● **What you are asked to do**
The records that follow are to be repeated without alteration.

● **Data section**

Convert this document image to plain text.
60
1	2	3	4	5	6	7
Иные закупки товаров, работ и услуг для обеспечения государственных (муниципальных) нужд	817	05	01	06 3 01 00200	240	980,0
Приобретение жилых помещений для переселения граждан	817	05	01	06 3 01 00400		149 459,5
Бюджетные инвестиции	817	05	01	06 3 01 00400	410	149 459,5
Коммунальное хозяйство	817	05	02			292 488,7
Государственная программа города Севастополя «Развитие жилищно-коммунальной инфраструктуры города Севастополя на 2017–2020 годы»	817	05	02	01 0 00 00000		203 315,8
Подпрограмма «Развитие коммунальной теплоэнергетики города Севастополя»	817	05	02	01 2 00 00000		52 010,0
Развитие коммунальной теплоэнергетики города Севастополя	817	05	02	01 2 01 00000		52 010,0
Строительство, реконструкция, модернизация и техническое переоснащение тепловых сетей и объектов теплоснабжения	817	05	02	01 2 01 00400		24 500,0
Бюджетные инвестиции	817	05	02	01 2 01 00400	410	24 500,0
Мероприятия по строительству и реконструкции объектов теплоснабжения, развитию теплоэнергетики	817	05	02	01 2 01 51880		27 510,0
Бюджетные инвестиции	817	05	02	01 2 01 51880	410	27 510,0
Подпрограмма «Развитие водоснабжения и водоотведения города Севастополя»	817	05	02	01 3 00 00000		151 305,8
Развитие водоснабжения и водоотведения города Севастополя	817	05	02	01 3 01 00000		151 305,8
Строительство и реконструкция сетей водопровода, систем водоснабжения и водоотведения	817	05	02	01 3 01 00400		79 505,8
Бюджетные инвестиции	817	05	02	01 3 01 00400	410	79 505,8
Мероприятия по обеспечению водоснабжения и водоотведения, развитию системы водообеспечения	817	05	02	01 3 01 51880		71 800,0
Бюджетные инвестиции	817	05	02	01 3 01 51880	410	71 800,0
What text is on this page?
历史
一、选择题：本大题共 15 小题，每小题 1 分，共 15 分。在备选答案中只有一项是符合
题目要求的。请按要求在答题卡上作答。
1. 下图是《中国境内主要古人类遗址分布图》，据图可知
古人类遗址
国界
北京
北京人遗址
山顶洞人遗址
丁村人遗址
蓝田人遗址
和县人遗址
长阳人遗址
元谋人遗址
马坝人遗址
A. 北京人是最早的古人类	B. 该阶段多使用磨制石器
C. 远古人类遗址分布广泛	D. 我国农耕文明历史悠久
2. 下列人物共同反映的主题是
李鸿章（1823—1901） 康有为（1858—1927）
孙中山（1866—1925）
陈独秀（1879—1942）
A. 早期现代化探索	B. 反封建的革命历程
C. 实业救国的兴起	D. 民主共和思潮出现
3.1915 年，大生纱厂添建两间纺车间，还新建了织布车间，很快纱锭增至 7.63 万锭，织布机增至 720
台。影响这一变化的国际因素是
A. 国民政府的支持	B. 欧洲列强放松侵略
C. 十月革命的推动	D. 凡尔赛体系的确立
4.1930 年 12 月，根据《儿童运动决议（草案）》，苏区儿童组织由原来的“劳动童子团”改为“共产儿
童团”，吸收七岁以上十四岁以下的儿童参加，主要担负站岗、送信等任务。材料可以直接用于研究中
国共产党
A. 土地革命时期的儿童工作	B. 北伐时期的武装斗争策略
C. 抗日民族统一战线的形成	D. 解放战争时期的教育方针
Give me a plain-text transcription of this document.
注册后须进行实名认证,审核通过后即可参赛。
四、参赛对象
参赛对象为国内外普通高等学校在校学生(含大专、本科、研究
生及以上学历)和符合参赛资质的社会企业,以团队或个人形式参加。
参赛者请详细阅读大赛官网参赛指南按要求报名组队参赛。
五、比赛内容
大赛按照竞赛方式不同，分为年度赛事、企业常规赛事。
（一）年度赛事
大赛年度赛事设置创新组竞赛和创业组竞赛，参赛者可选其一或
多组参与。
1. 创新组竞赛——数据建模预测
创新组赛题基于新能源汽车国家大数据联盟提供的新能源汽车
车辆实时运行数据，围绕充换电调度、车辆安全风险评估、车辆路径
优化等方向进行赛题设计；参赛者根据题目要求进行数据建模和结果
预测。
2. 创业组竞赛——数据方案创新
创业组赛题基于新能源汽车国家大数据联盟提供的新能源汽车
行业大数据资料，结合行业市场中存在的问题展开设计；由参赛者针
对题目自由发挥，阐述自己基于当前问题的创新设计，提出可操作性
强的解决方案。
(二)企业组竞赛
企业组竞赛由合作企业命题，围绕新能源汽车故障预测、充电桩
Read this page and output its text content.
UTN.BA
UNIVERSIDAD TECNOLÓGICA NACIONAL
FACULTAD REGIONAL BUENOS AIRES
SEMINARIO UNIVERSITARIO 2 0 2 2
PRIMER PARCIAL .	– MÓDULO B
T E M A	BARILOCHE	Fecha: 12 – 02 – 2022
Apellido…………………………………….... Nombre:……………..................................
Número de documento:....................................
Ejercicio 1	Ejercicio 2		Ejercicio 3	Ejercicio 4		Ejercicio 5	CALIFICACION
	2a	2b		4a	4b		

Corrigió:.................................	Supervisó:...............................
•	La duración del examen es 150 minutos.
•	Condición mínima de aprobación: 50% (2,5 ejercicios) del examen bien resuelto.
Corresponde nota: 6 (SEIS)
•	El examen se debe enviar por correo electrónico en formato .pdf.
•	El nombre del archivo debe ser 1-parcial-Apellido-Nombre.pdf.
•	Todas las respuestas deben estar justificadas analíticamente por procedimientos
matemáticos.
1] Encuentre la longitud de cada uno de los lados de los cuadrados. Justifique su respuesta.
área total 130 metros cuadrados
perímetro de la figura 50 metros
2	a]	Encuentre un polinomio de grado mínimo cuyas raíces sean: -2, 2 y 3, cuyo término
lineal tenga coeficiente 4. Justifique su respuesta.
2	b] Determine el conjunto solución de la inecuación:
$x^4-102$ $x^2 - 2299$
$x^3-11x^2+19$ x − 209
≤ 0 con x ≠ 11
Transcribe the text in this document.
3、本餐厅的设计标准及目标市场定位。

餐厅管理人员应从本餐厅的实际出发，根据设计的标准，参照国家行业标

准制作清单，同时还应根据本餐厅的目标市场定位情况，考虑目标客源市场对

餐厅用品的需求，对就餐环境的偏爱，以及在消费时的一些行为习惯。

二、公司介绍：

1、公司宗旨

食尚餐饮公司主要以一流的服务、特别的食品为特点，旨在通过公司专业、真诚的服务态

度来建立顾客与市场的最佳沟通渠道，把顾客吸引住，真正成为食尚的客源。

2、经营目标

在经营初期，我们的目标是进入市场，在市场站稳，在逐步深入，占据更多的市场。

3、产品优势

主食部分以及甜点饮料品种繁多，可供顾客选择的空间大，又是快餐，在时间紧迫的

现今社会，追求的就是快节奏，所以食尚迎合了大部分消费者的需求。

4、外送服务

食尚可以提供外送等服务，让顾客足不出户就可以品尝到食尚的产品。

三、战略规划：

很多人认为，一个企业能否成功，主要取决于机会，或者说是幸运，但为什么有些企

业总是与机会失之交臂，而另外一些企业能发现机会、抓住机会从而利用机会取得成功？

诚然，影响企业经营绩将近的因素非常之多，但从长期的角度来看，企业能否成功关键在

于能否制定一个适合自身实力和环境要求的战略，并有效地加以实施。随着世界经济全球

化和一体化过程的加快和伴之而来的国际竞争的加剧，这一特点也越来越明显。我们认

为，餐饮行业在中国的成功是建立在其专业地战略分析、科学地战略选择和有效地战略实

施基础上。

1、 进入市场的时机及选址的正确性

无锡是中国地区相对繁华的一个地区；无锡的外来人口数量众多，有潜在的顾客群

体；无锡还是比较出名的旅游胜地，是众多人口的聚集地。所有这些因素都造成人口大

● **Solved problem**
Convert this document image to plain text.
60
1	2	3	4	5	6	7
Иные закупки товаров, работ и услуг для обеспечения государственных (муниципальных) нужд	817	05	01	06 3 01 00200	240	980,0
Приобретение жилых помещений для переселения граждан	817	05	01	06 3 01 00400		149 459,5
Бюджетные инвестиции	817	05	01	06 3 01 00400	410	149 459,5
Коммунальное хозяйство	817	05	02			292 488,7
Государственная программа города Севастополя «Развитие жилищно-коммунальной инфраструктуры города Севастополя на 2017–2020 годы»	817	05	02	01 0 00 00000		203 315,8
Подпрограмма «Развитие коммунальной теплоэнергетики города Севастополя»	817	05	02	01 2 00 00000		52 010,0
Развитие коммунальной теплоэнергетики города Севастополя	817	05	02	01 2 01 00000		52 010,0
Строительство, реконструкция, модернизация и техническое переоснащение тепловых сетей и объектов теплоснабжения	817	05	02	01 2 01 00400		24 500,0
Бюджетные инвестиции	817	05	02	01 2 01 00400	410	24 500,0
Мероприятия по строительству и реконструкции объектов теплоснабжения, развитию теплоэнергетики	817	05	02	01 2 01 51880		27 510,0
Бюджетные инвестиции	817	05	02	01 2 01 51880	410	27 510,0
Подпрограмма «Развитие водоснабжения и водоотведения города Севастополя»	817	05	02	01 3 00 00000		151 305,8
Развитие водоснабжения и водоотведения города Севастополя	817	05	02	01 3 01 00000		151 305,8
Строительство и реконструкция сетей водопровода, систем водоснабжения и водоотведения	817	05	02	01 3 01 00400		79 505,8
Бюджетные инвестиции	817	05	02	01 3 01 00400	410	79 505,8
Мероприятия по обеспечению водоснабжения и водоотведения, развитию системы водообеспечения	817	05	02	01 3 01 51880		71 800,0
Бюджетные инвестиции	817	05	02	01 3 01 51880	410	71 800,0
What text is on this page?
历史
一、选择题：本大题共 15 小题，每小题 1 分，共 15 分。在备选答案中只有一项是符合
题目要求的。请按要求在答题卡上作答。
1. 下图是《中国境内主要古人类遗址分布图》，据图可知
古人类遗址
国界
北京
北京人遗址
山顶洞人遗址
丁村人遗址
蓝田人遗址
和县人遗址
长阳人遗址
元谋人遗址
马坝人遗址
A. 北京人是最早的古人类	B. 该阶段多使用磨制石器
C. 远古人类遗址分布广泛	D. 我国农耕文明历史悠久
2. 下列人物共同反映的主题是
李鸿章（1823—1901） 康有为（1858—1927）
孙中山（1866—1925）
陈独秀（1879—1942）
A. 早期现代化探索	B. 反封建的革命历程
C. 实业救国的兴起	D. 民主共和思潮出现
3.1915 年，大生纱厂添建两间纺车间，还新建了织布车间，很快纱锭增至 7.63 万锭，织布机增至 720
台。影响这一变化的国际因素是
A. 国民政府的支持	B. 欧洲列强放松侵略
C. 十月革命的推动	D. 凡尔赛体系的确立
4.1930 年 12 月，根据《儿童运动决议（草案）》，苏区儿童组织由原来的“劳动童子团”改为“共产儿
童团”，吸收七岁以上十四岁以下的儿童参加，主要担负站岗、送信等任务。材料可以直接用于研究中
国共产党
A. 土地革命时期的儿童工作	B. 北伐时期的武装斗争策略
C. 抗日民族统一战线的形成	D. 解放战争时期的教育方针
Give me a plain-text transcription of this document.
注册后须进行实名认证,审核通过后即可参赛。
四、参赛对象
参赛对象为国内外普通高等学校在校学生(含大专、本科、研究
生及以上学历)和符合参赛资质的社会企业,以团队或个人形式参加。
参赛者请详细阅读大赛官网参赛指南按要求报名组队参赛。
五、比赛内容
大赛按照竞赛方式不同，分为年度赛事、企业常规赛事。
（一）年度赛事
大赛年度赛事设置创新组竞赛和创业组竞赛，参赛者可选其一或
多组参与。
1. 创新组竞赛——数据建模预测
创新组赛题基于新能源汽车国家大数据联盟提供的新能源汽车
车辆实时运行数据，围绕充换电调度、车辆安全风险评估、车辆路径
优化等方向进行赛题设计；参赛者根据题目要求进行数据建模和结果
预测。
2. 创业组竞赛——数据方案创新
创业组赛题基于新能源汽车国家大数据联盟提供的新能源汽车
行业大数据资料，结合行业市场中存在的问题展开设计；由参赛者针
对题目自由发挥，阐述自己基于当前问题的创新设计，提出可操作性
强的解决方案。
(二)企业组竞赛
企业组竞赛由合作企业命题，围绕新能源汽车故障预测、充电桩
Read this page and output its text content.
UTN.BA
UNIVERSIDAD TECNOLÓGICA NACIONAL
FACULTAD REGIONAL BUENOS AIRES
SEMINARIO UNIVERSITARIO 2 0 2 2
PRIMER PARCIAL .	– MÓDULO B
T E M A	BARILOCHE	Fecha: 12 – 02 – 2022
Apellido…………………………………….... Nombre:……………..................................
Número de documento:....................................
Ejercicio 1	Ejercicio 2		Ejercicio 3	Ejercicio 4		Ejercicio 5	CALIFICACION
	2a	2b		4a	4b		

Corrigió:.................................	Supervisó:...............................
•	La duración del examen es 150 minutos.
•	Condición mínima de aprobación: 50% (2,5 ejercicios) del examen bien resuelto.
Corresponde nota: 6 (SEIS)
•	El examen se debe enviar por correo electrónico en formato .pdf.
•	El nombre del archivo debe ser 1-parcial-Apellido-Nombre.pdf.
•	Todas las respuestas deben estar justificadas analíticamente por procedimientos
matemáticos.
1] Encuentre la longitud de cada uno de los lados de los cuadrados. Justifique su respuesta.
área total 130 metros cuadrados
perímetro de la figura 50 metros
2	a]	Encuentre un polinomio de grado mínimo cuyas raíces sean: -2, 2 y 3, cuyo término
lineal tenga coeficiente 4. Justifique su respuesta.
2	b] Determine el conjunto solución de la inecuación:
$x^4-102$ $x^2 - 2299$
$x^3-11x^2+19$ x − 209
≤ 0 con x ≠ 11
Transcribe the text in this document.
3、本餐厅的设计标准及目标市场定位。

餐厅管理人员应从本餐厅的实际出发，根据设计的标准，参照国家行业标

准制作清单，同时还应根据本餐厅的目标市场定位情况，考虑目标客源市场对

餐厅用品的需求，对就餐环境的偏爱，以及在消费时的一些行为习惯。

二、公司介绍：

1、公司宗旨

食尚餐饮公司主要以一流的服务、特别的食品为特点，旨在通过公司专业、真诚的服务态

度来建立顾客与市场的最佳沟通渠道，把顾客吸引住，真正成为食尚的客源。

2、经营目标

在经营初期，我们的目标是进入市场，在市场站稳，在逐步深入，占据更多的市场。

3、产品优势

主食部分以及甜点饮料品种繁多，可供顾客选择的空间大，又是快餐，在时间紧迫的

现今社会，追求的就是快节奏，所以食尚迎合了大部分消费者的需求。

4、外送服务

食尚可以提供外送等服务，让顾客足不出户就可以品尝到食尚的产品。

三、战略规划：

很多人认为，一个企业能否成功，主要取决于机会，或者说是幸运，但为什么有些企

业总是与机会失之交臂，而另外一些企业能发现机会、抓住机会从而利用机会取得成功？

诚然，影响企业经营绩将近的因素非常之多，但从长期的角度来看，企业能否成功关键在

于能否制定一个适合自身实力和环境要求的战略，并有效地加以实施。随着世界经济全球

化和一体化过程的加快和伴之而来的国际竞争的加剧，这一特点也越来越明显。我们认

为，餐饮行业在中国的成功是建立在其专业地战略分析、科学地战略选择和有效地战略实

施基础上。

1、 进入市场的时机及选址的正确性

无锡是中国地区相对繁华的一个地区；无锡的外来人口数量众多，有潜在的顾客群

体；无锡还是比较出名的旅游胜地，是众多人口的聚集地。所有这些因素都造成人口大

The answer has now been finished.